Problem statement:
Reproduce the closing part of the entries exactly: the line with "Decode this image" and all lines after it, ending with the last line, and nothing else.

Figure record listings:
◆ ◆ ◆
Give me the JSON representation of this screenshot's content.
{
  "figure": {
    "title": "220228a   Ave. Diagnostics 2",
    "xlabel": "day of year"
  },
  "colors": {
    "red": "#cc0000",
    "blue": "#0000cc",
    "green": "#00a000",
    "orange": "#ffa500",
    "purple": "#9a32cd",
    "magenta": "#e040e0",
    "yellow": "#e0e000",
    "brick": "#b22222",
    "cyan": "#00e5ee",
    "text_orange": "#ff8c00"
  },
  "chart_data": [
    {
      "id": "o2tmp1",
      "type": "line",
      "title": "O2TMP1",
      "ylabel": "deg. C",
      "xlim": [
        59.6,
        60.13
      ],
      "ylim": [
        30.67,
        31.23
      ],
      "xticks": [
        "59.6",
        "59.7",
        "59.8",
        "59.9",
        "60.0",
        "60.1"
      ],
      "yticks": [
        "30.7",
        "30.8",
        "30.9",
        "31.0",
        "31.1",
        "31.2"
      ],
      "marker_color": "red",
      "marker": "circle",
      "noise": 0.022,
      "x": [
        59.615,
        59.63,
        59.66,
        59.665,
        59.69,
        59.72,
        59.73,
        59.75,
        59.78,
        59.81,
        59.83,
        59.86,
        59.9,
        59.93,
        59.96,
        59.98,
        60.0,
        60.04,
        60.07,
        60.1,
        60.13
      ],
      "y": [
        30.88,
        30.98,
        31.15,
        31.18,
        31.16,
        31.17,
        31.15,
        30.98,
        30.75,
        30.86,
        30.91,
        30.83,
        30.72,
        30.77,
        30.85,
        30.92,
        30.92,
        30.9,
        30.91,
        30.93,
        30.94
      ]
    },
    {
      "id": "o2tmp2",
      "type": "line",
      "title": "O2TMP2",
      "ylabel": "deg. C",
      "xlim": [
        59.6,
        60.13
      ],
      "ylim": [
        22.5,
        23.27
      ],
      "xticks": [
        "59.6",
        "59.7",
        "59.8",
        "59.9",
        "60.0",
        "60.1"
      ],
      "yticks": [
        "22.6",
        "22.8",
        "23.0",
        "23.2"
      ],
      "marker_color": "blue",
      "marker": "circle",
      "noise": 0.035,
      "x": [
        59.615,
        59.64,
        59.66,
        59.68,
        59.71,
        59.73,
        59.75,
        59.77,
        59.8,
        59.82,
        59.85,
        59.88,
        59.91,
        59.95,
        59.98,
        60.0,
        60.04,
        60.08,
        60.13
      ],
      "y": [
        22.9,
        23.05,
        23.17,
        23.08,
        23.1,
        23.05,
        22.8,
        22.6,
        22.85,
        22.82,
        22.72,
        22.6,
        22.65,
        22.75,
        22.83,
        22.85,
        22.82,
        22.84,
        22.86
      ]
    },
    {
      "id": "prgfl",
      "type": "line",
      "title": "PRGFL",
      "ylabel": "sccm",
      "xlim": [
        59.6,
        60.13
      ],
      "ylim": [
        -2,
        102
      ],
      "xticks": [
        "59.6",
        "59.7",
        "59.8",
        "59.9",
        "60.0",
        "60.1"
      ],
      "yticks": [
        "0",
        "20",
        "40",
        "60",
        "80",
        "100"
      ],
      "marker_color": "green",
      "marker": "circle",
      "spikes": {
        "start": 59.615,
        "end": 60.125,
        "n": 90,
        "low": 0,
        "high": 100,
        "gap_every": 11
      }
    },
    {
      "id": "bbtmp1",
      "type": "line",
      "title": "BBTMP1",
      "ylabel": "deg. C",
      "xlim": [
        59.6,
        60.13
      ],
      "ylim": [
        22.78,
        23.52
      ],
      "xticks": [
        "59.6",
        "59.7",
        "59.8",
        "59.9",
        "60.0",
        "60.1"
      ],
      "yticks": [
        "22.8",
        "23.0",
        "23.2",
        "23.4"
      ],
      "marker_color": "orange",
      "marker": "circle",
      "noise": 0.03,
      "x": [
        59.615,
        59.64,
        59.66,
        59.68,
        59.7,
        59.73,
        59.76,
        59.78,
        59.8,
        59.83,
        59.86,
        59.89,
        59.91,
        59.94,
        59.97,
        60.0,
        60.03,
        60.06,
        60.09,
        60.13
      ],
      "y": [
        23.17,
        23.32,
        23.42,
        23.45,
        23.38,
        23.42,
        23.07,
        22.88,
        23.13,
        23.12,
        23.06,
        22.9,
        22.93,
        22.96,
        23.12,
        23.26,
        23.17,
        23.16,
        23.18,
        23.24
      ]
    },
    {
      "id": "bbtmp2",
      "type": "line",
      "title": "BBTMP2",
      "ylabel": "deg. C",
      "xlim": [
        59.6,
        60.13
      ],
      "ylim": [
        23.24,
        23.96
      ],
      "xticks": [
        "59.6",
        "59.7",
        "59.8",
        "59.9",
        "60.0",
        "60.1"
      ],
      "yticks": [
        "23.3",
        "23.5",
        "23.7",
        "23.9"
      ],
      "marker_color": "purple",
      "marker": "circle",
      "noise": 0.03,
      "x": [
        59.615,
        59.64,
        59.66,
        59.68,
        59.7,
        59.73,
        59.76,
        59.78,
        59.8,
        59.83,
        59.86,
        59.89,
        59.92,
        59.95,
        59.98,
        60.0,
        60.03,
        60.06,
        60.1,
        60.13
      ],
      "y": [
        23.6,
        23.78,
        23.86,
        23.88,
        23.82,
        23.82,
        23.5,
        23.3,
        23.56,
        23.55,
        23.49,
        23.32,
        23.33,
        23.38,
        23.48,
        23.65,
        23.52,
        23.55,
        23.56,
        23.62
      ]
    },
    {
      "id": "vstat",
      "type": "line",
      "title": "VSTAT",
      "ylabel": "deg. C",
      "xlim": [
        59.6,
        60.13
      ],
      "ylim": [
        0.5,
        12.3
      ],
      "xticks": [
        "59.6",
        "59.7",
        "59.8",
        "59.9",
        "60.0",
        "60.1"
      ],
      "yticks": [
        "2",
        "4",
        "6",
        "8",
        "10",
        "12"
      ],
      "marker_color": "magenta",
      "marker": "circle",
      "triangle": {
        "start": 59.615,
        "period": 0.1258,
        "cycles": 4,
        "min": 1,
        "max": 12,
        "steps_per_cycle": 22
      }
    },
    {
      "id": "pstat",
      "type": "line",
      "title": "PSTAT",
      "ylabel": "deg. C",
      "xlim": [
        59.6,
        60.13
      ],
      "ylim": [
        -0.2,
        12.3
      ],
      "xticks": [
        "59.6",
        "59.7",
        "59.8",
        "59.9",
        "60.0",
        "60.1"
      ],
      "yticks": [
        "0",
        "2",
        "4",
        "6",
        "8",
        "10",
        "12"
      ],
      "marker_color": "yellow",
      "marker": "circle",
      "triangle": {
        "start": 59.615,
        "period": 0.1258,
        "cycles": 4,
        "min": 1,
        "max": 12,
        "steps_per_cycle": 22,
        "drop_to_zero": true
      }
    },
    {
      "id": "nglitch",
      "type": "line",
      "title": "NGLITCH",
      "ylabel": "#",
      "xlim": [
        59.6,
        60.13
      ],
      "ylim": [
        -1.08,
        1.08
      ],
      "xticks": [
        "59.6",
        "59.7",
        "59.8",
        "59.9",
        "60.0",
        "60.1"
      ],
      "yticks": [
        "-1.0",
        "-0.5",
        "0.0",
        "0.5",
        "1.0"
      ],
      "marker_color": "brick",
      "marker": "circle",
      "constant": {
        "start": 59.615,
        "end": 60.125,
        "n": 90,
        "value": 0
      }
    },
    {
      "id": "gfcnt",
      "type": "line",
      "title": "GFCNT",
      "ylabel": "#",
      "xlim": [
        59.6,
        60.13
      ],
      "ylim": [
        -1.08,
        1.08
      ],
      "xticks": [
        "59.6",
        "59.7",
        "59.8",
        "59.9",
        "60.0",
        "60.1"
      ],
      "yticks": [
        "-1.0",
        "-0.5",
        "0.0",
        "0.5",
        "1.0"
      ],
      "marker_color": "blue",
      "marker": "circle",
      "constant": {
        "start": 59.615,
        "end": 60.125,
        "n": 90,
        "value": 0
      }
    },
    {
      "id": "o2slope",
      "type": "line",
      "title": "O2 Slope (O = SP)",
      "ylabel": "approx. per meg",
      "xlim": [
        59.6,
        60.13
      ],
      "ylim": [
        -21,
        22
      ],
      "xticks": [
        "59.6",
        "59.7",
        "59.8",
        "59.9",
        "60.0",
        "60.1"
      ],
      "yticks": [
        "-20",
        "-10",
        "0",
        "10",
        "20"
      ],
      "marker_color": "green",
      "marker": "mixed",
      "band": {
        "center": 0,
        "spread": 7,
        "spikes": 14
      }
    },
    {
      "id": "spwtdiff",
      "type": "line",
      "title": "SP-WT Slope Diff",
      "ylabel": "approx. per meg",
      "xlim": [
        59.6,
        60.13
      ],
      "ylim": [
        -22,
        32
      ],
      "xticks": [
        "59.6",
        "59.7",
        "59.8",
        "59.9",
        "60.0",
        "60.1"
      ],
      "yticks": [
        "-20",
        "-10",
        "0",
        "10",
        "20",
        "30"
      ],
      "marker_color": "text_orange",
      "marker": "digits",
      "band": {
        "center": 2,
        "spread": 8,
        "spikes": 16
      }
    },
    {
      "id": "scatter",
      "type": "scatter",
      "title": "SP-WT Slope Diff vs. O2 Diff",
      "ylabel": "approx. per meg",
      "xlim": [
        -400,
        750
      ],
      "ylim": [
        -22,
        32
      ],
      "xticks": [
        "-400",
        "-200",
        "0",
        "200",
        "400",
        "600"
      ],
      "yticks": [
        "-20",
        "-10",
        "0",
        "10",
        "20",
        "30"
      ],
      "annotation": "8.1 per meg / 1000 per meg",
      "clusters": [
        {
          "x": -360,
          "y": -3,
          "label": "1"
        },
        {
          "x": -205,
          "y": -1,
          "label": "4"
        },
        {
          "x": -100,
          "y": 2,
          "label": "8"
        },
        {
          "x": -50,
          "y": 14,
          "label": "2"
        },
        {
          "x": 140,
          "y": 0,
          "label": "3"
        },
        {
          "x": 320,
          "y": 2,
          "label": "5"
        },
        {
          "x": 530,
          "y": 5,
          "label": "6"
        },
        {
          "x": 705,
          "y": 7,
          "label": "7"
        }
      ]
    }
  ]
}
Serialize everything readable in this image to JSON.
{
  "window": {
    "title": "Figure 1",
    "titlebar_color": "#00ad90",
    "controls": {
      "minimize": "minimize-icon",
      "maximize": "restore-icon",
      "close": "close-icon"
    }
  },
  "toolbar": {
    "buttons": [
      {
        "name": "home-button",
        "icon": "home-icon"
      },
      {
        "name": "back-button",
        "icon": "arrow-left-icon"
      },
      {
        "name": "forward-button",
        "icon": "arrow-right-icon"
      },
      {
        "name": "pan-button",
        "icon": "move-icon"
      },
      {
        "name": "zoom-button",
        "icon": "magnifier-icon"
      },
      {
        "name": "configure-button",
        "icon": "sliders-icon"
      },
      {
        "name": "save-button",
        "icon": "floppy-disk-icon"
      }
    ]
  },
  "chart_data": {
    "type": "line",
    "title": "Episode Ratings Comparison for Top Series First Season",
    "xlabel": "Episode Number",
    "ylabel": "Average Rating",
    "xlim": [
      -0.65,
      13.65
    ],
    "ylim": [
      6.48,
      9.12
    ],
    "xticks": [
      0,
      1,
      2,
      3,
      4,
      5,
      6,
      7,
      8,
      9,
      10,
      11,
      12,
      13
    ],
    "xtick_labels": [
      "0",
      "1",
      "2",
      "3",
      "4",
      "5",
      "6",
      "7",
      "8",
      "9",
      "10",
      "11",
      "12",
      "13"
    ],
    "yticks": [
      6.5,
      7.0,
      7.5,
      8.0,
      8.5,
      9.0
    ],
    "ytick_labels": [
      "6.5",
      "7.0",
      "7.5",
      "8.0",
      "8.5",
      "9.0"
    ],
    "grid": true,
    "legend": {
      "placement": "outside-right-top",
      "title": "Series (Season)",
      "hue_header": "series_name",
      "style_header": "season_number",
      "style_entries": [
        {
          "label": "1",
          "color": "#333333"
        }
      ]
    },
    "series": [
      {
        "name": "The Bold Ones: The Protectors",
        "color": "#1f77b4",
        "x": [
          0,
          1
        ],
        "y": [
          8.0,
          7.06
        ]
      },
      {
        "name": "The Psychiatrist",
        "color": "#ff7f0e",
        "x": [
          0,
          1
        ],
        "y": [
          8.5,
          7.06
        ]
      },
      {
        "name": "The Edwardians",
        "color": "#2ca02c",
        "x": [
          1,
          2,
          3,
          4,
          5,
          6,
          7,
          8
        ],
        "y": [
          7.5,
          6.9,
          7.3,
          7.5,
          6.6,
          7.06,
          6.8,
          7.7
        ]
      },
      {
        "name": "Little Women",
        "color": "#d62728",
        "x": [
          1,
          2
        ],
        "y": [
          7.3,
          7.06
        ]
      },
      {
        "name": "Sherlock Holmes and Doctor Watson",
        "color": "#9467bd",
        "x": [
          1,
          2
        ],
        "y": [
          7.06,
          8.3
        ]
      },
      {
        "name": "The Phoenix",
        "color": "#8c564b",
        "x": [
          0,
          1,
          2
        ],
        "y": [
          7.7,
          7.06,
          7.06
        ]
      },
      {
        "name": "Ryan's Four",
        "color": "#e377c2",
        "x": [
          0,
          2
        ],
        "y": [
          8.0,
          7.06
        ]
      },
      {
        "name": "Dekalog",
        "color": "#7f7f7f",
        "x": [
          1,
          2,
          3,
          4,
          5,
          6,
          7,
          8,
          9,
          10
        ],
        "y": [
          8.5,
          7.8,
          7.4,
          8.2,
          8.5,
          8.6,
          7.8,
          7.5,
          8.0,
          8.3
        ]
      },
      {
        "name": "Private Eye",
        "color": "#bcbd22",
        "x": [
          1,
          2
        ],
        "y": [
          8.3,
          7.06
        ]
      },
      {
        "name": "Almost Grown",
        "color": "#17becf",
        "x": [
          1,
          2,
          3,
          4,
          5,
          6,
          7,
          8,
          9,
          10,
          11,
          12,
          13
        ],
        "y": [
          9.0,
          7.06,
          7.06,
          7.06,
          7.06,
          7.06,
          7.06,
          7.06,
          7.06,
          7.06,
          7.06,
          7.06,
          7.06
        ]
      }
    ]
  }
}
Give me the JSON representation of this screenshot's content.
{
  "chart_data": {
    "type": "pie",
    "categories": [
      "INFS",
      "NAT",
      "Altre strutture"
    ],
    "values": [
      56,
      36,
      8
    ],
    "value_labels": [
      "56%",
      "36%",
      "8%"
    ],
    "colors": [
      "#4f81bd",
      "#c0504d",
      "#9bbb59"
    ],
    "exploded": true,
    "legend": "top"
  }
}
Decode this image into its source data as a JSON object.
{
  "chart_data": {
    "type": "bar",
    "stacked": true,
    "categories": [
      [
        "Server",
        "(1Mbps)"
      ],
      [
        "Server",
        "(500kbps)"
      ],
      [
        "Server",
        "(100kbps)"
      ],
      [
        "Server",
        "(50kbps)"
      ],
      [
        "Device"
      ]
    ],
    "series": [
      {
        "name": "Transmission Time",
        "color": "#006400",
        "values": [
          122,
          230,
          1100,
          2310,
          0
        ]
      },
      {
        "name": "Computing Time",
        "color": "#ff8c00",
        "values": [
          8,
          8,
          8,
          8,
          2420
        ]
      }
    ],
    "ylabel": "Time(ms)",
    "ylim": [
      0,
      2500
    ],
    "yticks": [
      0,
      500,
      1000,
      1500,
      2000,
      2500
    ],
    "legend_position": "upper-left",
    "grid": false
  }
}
◆ ◆ ◆
Reply to the exercise:
Decode this image into its source data as a JSON object.
{
  "chart_data": {
    "type": "bar",
    "stacked": true,
    "categories": [
      [
        "Server",
        "(1Mbps)"
      ],
      [
        "Server",
        "(500kbps)"
      ],
      [
        "Server",
        "(100kbps)"
      ],
      [
        "Server",
        "(50kbps)"
      ],
      [
        "Device"
      ]
    ],
    "series": [
      {
        "name": "Transmission Time",
        "color": "#006400",
        "values": [
          122,
          230,
          1100,
          2310,
          0
        ]
      },
      {
        "name": "Computing Time",
        "color": "#ff8c00",
        "values": [
          8,
          8,
          8,
          8,
          2420
        ]
      }
    ],
    "ylabel": "Time(ms)",
    "ylim": [
      0,
      2500
    ],
    "yticks": [
      0,
      500,
      1000,
      1500,
      2000,
      2500
    ],
    "legend_position": "upper-left",
    "grid": false
  }
}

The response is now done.